Locate every line in the records below that contains the word "likely", and copy each one.

Saved entries
________________________________________
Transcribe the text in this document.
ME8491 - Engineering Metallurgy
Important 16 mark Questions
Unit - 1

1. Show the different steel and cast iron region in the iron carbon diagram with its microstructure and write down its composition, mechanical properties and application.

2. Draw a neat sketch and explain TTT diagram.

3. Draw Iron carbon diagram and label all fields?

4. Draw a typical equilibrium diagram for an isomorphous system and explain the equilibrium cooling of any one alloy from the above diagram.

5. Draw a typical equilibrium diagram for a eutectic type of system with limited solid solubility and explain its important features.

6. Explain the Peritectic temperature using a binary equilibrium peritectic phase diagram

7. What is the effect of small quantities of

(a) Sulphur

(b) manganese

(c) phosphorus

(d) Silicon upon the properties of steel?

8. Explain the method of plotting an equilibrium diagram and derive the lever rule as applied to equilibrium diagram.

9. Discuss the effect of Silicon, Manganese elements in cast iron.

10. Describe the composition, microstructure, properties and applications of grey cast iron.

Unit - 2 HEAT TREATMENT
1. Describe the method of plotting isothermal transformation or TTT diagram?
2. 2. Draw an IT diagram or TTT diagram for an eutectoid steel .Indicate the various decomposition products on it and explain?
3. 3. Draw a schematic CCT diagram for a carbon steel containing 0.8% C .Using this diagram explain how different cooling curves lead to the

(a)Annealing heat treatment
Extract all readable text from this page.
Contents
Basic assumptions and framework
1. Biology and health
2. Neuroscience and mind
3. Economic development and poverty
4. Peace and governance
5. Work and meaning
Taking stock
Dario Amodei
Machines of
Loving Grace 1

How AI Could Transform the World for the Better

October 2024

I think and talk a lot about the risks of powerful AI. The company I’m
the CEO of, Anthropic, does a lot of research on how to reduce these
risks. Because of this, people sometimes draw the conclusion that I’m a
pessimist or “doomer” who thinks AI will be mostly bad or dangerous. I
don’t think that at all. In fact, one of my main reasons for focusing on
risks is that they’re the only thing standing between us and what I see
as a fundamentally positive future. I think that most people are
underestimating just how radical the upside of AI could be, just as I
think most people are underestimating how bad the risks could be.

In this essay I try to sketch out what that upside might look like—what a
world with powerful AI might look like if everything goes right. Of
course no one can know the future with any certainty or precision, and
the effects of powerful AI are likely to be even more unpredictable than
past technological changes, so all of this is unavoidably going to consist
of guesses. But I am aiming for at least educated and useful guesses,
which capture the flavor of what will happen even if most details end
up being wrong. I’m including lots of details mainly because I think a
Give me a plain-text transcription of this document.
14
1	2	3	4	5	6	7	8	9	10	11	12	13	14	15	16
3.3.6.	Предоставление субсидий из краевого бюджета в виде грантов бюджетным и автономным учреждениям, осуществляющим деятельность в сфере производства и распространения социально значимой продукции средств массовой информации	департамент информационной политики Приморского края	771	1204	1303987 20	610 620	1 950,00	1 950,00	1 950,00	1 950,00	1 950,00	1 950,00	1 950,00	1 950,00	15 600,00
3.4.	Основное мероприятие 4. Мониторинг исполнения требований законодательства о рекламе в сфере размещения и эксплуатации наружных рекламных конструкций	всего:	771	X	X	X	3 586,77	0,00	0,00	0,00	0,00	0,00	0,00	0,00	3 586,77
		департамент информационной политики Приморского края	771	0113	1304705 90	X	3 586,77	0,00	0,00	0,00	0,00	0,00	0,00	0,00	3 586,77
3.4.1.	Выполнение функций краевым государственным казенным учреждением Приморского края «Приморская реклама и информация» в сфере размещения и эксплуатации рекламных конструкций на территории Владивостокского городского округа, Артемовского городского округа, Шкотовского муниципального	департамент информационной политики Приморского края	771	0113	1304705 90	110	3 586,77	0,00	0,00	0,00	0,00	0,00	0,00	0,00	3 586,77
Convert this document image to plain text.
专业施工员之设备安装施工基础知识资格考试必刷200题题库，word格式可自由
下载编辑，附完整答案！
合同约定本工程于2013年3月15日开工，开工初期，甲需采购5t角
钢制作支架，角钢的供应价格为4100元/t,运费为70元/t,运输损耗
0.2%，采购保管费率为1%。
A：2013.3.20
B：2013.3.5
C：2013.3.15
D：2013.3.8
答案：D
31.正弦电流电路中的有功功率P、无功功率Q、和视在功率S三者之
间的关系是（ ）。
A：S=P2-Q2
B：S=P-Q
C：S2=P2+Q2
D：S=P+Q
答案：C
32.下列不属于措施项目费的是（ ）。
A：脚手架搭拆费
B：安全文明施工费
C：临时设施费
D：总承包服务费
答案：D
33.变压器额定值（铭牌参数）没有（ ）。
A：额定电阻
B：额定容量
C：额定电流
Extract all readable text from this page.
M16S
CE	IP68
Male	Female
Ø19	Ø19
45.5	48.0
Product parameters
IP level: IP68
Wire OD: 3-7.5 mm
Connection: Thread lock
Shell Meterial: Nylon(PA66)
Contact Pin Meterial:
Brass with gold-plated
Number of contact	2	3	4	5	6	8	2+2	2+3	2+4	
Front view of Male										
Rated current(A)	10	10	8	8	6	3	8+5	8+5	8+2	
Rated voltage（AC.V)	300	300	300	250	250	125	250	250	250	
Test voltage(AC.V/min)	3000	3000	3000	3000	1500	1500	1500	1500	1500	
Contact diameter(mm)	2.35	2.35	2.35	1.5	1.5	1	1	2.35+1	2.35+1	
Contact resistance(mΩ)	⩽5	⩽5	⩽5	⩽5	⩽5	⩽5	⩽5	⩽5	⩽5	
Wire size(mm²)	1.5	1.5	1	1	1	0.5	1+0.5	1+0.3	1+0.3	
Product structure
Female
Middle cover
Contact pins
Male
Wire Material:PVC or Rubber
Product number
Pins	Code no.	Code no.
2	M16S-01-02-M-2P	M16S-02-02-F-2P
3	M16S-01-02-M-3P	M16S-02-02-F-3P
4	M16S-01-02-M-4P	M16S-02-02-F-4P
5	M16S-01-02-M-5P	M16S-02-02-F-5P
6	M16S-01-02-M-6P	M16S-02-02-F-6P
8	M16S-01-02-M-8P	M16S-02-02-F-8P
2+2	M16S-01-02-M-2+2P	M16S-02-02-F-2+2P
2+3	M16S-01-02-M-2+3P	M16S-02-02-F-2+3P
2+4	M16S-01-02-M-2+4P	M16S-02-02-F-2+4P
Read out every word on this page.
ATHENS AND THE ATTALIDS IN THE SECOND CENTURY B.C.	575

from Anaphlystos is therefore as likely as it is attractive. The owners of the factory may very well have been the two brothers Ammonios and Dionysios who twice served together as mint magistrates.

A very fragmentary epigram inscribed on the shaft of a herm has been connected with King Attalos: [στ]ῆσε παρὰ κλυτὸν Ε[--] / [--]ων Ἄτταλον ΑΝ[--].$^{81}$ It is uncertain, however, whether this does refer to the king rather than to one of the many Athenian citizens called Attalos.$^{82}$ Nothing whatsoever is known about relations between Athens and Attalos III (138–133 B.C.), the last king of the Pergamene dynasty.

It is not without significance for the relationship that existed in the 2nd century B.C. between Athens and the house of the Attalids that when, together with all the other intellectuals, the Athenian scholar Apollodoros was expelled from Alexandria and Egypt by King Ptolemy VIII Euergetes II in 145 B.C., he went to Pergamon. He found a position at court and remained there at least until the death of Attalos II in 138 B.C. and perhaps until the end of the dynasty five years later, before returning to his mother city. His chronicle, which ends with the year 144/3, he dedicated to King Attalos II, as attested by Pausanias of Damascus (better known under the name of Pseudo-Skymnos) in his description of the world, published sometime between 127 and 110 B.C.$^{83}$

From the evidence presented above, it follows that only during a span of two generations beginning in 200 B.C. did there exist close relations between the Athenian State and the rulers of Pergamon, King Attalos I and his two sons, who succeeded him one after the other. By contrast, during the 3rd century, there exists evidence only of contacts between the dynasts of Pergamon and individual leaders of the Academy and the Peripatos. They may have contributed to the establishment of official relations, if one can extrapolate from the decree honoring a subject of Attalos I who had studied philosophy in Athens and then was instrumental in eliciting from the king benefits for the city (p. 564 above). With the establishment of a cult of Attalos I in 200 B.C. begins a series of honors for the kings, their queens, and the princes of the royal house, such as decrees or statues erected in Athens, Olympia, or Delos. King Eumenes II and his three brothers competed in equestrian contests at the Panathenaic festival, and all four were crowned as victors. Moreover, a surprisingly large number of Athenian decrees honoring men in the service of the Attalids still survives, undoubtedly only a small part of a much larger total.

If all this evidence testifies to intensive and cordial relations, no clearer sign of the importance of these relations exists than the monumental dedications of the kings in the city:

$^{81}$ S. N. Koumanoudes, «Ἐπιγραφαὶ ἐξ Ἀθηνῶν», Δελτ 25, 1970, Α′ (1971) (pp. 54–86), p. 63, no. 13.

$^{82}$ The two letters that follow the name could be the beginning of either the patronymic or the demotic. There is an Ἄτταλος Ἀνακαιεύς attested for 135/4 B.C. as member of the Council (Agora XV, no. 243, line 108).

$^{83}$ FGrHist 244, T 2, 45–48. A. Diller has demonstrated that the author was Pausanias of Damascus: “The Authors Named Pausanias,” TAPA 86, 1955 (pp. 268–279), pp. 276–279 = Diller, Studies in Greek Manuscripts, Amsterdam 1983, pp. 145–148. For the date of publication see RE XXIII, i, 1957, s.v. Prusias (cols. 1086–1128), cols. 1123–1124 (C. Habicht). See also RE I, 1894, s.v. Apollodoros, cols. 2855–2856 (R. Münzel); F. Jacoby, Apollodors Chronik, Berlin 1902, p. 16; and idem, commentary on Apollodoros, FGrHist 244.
________________________________________
§ Result of the exercise:
the effects of powerful AI are likely to be even more unpredictable than
from Anaphlystos is therefore as likely as it is attractive. The owners of the factory may very well have been the two brothers Ammonios and Dionysios who twice served together as mint magistrates.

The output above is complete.